Give back the entire listing verbatim.

········

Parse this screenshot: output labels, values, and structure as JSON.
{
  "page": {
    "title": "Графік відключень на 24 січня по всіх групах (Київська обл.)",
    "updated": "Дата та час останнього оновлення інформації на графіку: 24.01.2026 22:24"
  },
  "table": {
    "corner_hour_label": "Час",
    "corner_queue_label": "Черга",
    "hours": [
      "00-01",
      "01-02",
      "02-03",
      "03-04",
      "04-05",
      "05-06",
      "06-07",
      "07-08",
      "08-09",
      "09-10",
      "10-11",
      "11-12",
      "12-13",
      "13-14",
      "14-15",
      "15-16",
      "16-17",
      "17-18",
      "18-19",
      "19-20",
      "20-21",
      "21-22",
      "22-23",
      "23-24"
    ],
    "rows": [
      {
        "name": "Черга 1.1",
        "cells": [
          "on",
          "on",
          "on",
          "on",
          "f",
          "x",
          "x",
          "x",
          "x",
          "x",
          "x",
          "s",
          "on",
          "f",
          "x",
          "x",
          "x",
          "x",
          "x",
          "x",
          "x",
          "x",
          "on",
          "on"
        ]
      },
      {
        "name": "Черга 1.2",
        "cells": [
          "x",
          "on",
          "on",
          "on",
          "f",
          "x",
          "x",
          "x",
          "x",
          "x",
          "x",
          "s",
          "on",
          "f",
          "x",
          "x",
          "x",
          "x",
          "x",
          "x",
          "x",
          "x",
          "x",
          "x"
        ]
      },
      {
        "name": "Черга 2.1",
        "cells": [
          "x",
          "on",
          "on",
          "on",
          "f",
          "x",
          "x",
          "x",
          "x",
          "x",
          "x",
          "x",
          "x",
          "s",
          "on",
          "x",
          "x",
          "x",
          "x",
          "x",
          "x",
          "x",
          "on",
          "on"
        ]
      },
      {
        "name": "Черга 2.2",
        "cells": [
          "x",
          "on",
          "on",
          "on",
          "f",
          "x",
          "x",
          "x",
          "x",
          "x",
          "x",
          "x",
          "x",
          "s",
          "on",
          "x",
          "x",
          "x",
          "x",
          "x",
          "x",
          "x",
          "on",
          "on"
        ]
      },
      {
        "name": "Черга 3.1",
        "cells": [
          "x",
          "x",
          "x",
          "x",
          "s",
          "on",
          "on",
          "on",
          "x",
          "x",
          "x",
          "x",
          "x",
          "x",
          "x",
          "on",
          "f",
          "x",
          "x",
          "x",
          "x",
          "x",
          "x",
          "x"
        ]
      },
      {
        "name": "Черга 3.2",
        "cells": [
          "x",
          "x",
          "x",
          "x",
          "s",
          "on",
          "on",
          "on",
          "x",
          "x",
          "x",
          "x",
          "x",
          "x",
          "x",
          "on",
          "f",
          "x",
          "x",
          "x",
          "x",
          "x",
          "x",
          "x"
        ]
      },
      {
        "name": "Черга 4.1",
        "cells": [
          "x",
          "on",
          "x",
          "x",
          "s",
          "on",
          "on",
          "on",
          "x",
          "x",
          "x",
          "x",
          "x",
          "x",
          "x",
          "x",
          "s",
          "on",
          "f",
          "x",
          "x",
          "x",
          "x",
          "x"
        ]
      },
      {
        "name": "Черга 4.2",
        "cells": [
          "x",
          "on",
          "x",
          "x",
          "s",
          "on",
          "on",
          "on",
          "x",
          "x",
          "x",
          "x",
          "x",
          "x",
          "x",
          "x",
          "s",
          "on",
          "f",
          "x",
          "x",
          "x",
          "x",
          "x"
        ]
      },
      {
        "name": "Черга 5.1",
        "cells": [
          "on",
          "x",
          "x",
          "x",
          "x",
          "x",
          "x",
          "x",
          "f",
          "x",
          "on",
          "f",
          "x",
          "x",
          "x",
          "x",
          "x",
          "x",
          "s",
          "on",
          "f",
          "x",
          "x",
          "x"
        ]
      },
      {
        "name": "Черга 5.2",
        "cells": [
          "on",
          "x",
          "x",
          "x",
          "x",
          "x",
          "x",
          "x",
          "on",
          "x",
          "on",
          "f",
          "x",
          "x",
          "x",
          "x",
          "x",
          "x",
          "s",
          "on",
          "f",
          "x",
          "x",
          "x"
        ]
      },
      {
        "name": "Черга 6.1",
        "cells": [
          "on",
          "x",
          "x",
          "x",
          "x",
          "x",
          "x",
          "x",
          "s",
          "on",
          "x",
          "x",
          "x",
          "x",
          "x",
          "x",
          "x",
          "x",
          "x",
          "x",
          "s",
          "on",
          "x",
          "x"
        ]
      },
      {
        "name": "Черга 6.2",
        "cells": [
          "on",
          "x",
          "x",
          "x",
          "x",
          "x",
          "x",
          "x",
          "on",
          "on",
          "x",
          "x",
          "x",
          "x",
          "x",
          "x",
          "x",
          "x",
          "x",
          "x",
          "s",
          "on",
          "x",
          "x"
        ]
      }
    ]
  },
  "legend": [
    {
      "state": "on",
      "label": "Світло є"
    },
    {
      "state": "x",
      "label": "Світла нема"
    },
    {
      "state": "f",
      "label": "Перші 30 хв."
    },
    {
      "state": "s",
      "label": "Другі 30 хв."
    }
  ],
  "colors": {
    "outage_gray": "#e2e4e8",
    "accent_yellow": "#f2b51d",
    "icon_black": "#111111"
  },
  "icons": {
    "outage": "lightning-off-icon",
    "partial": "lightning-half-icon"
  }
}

········

# CORRECT ANSWER:
Parse this screenshot: output labels, values, and structure as JSON.
{
  "page": {
    "title": "Графік відключень на 24 січня по всіх групах (Київська обл.)",
    "updated": "Дата та час останнього оновлення інформації на графіку: 24.01.2026 22:24"
  },
  "table": {
    "corner_hour_label": "Час",
    "corner_queue_label": "Черга",
    "hours": [
      "00-01",
      "01-02",
      "02-03",
      "03-04",
      "04-05",
      "05-06",
      "06-07",
      "07-08",
      "08-09",
      "09-10",
      "10-11",
      "11-12",
      "12-13",
      "13-14",
      "14-15",
      "15-16",
      "16-17",
      "17-18",
      "18-19",
      "19-20",
      "20-21",
      "21-22",
      "22-23",
      "23-24"
    ],
    "rows": [
      {
        "name": "Черга 1.1",
        "cells": [
          "on",
          "on",
          "on",
          "on",
          "f",
          "x",
          "x",
          "x",
          "x",
          "x",
          "x",
          "s",
          "on",
          "f",
          "x",
          "x",
          "x",
          "x",
          "x",
          "x",
          "x",
          "x",
          "on",
          "on"
        ]
      },
      {
        "name": "Черга 1.2",
        "cells": [
          "x",
          "on",
          "on",
          "on",
          "f",
          "x",
          "x",
          "x",
          "x",
          "x",
          "x",
          "s",
          "on",
          "f",
          "x",
          "x",
          "x",
          "x",
          "x",
          "x",
          "x",
          "x",
          "x",
          "x"
        ]
      },
      {
        "name": "Черга 2.1",
        "cells": [
          "x",
          "on",
          "on",
          "on",
          "f",
          "x",
          "x",
          "x",
          "x",
          "x",
          "x",
          "x",
          "x",
          "s",
          "on",
          "x",
          "x",
          "x",
          "x",
          "x",
          "x",
          "x",
          "on",
          "on"
        ]
      },
      {
        "name": "Черга 2.2",
        "cells": [
          "x",
          "on",
          "on",
          "on",
          "f",
          "x",
          "x",
          "x",
          "x",
          "x",
          "x",
          "x",
          "x",
          "s",
          "on",
          "x",
          "x",
          "x",
          "x",
          "x",
          "x",
          "x",
          "on",
          "on"
        ]
      },
      {
        "name": "Черга 3.1",
        "cells": [
          "x",
          "x",
          "x",
          "x",
          "s",
          "on",
          "on",
          "on",
          "x",
          "x",
          "x",
          "x",
          "x",
          "x",
          "x",
          "on",
          "f",
          "x",
          "x",
          "x",
          "x",
          "x",
          "x",
          "x"
        ]
      },
      {
        "name": "Черга 3.2",
        "cells": [
          "x",
          "x",
          "x",
          "x",
          "s",
          "on",
          "on",
          "on",
          "x",
          "x",
          "x",
          "x",
          "x",
          "x",
          "x",
          "on",
          "f",
          "x",
          "x",
          "x",
          "x",
          "x",
          "x",
          "x"
        ]
      },
      {
        "name": "Черга 4.1",
        "cells": [
          "x",
          "on",
          "x",
          "x",
          "s",
          "on",
          "on",
          "on",
          "x",
          "x",
          "x",
          "x",
          "x",
          "x",
          "x",
          "x",
          "s",
          "on",
          "f",
          "x",
          "x",
          "x",
          "x",
          "x"
        ]
      },
      {
        "name": "Черга 4.2",
        "cells": [
          "x",
          "on",
          "x",
          "x",
          "s",
          "on",
          "on",
          "on",
          "x",
          "x",
          "x",
          "x",
          "x",
          "x",
          "x",
          "x",
          "s",
          "on",
          "f",
          "x",
          "x",
          "x",
          "x",
          "x"
        ]
      },
      {
        "name": "Черга 5.1",
        "cells": [
          "on",
          "x",
          "x",
          "x",
          "x",
          "x",
          "x",
          "x",
          "f",
          "x",
          "on",
          "f",
          "x",
          "x",
          "x",
          "x",
          "x",
          "x",
          "s",
          "on",
          "f",
          "x",
          "x",
          "x"
        ]
      },
      {
        "name": "Черга 5.2",
        "cells": [
          "on",
          "x",
          "x",
          "x",
          "x",
          "x",
          "x",
          "x",
          "on",
          "x",
          "on",
          "f",
          "x",
          "x",
          "x",
          "x",
          "x",
          "x",
          "s",
          "on",
          "f",
          "x",
          "x",
          "x"
        ]
      },
      {
        "name": "Черга 6.1",
        "cells": [
          "on",
          "x",
          "x",
          "x",
          "x",
          "x",
          "x",
          "x",
          "s",
          "on",
          "x",
          "x",
          "x",
          "x",
          "x",
          "x",
          "x",
          "x",
          "x",
          "x",
          "s",
          "on",
          "x",
          "x"
        ]
      },
      {
        "name": "Черга 6.2",
        "cells": [
          "on",
          "x",
          "x",
          "x",
          "x",
          "x",
          "x",
          "x",
          "on",
          "on",
          "x",
          "x",
          "x",
          "x",
          "x",
          "x",
          "x",
          "x",
          "x",
          "x",
          "s",
          "on",
          "x",
          "x"
        ]
      }
    ]
  },
  "legend": [
    {
      "state": "on",
      "label": "Світло є"
    },
    {
      "state": "x",
      "label": "Світла нема"
    },
    {
      "state": "f",
      "label": "Перші 30 хв."
    },
    {
      "state": "s",
      "label": "Другі 30 хв."
    }
  ],
  "colors": {
    "outage_gray": "#e2e4e8",
    "accent_yellow": "#f2b51d",
    "icon_black": "#111111"
  },
  "icons": {
    "outage": "lightning-off-icon",
    "partial": "lightning-half-icon"
  }
}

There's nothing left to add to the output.